EXTRACTED RECORDS:
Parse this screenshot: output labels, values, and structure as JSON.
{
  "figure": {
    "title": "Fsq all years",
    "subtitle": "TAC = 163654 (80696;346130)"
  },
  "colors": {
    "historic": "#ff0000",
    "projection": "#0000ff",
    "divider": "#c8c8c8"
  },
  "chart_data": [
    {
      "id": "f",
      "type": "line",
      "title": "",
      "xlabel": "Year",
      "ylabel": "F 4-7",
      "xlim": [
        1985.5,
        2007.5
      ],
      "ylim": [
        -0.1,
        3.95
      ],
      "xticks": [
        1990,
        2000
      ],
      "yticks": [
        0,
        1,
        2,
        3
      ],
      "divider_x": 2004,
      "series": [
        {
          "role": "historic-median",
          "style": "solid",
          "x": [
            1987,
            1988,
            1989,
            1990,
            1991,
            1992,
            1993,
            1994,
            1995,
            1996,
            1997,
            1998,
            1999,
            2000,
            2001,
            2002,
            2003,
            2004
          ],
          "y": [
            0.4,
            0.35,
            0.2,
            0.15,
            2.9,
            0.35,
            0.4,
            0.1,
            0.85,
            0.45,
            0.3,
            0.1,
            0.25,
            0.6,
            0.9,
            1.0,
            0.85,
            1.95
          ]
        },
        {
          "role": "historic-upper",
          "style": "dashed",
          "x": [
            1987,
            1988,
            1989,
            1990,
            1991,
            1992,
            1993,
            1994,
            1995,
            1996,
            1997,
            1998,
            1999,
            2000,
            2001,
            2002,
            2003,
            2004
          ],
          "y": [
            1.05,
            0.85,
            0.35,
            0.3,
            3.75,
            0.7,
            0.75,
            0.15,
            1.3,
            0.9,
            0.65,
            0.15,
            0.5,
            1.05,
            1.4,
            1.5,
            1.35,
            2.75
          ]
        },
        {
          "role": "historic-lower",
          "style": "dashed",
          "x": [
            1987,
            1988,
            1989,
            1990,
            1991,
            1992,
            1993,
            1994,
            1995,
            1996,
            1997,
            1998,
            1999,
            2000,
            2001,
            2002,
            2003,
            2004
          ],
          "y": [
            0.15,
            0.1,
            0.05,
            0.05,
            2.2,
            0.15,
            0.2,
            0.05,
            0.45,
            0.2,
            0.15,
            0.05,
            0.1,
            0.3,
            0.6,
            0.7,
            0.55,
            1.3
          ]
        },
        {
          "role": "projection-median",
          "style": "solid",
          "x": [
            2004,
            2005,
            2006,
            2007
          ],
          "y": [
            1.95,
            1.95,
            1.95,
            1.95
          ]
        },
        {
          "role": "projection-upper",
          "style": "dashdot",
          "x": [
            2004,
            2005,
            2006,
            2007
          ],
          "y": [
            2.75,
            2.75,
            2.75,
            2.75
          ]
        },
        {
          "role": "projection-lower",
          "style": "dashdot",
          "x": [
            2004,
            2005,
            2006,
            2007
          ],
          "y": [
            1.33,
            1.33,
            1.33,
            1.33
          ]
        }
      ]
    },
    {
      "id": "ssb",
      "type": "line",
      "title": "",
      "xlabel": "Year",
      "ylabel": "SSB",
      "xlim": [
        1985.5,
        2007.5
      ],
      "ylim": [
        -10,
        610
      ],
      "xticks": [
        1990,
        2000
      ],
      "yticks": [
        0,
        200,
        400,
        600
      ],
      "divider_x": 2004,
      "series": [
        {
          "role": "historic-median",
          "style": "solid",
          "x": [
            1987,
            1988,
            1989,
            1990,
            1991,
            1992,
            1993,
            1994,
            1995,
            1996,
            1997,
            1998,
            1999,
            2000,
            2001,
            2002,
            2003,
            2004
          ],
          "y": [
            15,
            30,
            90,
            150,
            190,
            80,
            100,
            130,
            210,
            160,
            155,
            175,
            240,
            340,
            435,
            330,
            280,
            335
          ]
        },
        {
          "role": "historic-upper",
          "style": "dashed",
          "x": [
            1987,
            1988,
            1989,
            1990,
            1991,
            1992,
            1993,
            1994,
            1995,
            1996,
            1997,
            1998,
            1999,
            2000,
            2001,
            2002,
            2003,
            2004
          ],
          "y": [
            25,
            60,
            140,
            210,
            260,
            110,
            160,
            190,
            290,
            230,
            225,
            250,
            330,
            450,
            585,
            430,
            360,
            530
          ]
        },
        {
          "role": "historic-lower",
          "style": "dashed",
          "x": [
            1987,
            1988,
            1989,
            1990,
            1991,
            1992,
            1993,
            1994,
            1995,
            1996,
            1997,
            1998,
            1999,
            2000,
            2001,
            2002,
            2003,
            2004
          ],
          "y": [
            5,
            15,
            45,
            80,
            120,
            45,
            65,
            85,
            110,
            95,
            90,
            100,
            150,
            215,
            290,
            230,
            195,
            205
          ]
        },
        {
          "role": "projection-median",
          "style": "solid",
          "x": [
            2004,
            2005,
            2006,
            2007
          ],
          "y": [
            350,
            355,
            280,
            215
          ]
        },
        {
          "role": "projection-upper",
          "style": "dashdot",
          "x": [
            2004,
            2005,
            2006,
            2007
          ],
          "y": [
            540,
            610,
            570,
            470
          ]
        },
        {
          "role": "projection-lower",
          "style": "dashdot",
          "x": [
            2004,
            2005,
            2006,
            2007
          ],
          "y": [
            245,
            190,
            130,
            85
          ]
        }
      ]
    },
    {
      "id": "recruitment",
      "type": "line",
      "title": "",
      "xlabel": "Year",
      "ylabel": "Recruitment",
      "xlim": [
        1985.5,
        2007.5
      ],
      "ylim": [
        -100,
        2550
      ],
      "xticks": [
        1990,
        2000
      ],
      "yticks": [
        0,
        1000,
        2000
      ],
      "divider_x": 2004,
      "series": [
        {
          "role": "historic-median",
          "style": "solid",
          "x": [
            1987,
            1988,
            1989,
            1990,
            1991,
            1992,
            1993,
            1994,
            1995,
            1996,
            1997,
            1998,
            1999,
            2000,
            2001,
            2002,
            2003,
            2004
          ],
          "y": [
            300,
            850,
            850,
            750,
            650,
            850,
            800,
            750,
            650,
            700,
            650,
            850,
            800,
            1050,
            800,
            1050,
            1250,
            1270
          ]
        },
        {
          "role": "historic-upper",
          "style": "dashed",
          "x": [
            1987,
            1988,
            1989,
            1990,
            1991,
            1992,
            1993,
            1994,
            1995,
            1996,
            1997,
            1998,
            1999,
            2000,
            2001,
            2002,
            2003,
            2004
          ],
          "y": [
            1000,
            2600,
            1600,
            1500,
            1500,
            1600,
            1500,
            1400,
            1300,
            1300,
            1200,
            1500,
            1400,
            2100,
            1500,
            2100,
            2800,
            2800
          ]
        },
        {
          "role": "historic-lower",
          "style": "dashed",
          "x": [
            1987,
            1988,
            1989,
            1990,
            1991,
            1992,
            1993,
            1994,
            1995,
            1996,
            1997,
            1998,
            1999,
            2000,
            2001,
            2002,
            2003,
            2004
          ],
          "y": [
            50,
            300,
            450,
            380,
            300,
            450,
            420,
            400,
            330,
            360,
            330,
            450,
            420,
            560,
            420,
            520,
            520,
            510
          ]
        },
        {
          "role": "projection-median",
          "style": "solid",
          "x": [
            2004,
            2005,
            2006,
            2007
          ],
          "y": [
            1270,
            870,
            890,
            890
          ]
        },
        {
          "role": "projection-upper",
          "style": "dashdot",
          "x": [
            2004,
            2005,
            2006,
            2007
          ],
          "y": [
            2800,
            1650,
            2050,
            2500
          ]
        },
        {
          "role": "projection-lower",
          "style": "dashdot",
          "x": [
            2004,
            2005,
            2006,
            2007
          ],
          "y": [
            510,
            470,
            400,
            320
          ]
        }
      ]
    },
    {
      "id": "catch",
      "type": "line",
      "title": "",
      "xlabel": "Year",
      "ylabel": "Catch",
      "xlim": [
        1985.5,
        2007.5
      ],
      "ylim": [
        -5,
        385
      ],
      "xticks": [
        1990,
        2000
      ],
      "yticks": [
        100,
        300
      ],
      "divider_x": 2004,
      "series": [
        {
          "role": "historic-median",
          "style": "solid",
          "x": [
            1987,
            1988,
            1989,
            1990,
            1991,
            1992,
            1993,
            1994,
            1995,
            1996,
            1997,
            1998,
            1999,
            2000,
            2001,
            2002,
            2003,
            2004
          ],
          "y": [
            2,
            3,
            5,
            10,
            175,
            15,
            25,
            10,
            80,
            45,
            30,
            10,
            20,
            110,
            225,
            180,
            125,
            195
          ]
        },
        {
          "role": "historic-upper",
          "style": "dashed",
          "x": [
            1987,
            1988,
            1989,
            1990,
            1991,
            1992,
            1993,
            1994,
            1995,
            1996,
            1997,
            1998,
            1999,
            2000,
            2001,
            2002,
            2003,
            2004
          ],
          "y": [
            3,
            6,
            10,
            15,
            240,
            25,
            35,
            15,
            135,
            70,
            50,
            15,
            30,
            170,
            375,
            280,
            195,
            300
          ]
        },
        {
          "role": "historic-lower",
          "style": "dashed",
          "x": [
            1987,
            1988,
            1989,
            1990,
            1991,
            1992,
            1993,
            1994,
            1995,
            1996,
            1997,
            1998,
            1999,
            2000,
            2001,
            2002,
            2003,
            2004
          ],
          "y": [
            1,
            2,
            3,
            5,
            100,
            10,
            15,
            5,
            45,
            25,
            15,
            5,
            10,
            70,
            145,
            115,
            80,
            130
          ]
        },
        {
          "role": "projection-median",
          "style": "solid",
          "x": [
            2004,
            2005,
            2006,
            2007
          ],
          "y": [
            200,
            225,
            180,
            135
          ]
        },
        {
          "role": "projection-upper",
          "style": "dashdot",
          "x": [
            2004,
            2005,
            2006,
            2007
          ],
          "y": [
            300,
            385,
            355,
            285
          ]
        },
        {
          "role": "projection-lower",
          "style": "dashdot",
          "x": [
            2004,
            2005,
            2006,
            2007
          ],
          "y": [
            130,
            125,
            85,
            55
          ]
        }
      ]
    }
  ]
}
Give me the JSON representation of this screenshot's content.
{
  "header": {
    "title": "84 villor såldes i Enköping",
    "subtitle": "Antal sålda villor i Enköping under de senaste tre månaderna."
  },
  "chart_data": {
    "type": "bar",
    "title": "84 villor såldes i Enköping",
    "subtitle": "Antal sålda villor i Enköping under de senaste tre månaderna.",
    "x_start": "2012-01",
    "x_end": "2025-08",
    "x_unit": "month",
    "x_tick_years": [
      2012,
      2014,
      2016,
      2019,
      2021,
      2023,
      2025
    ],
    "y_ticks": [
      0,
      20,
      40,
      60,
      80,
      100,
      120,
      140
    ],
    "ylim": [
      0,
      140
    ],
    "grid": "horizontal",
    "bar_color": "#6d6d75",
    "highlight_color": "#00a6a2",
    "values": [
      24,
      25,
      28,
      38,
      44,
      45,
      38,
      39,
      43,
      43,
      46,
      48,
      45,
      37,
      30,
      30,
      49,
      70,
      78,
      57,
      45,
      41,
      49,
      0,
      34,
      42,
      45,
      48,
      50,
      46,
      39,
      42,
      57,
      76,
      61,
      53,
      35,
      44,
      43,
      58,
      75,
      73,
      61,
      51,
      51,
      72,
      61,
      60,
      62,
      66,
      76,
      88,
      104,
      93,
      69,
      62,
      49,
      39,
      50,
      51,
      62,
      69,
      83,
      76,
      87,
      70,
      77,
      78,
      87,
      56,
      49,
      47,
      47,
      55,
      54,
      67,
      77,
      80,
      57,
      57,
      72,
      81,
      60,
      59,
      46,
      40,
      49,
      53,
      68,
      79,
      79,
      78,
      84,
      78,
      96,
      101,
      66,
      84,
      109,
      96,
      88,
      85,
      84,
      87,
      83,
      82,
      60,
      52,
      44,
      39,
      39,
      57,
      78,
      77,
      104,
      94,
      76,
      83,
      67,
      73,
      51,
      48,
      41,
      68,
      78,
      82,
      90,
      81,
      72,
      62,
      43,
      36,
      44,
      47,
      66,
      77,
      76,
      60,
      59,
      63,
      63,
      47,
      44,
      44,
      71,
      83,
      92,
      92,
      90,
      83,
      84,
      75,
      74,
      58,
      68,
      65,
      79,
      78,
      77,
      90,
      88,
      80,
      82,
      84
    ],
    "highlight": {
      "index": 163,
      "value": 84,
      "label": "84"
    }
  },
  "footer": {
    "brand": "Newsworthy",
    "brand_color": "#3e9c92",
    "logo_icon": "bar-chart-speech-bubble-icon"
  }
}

SHORT PROBLEM: Filter the records down to the lines that contain the string "senaste", and copy those lines.

ANSWER TO THIS PROBLEM:
    "subtitle": "Antal sålda villor i Enköping under de senaste tre månaderna."
    "subtitle": "Antal sålda villor i Enköping under de senaste tre månaderna.",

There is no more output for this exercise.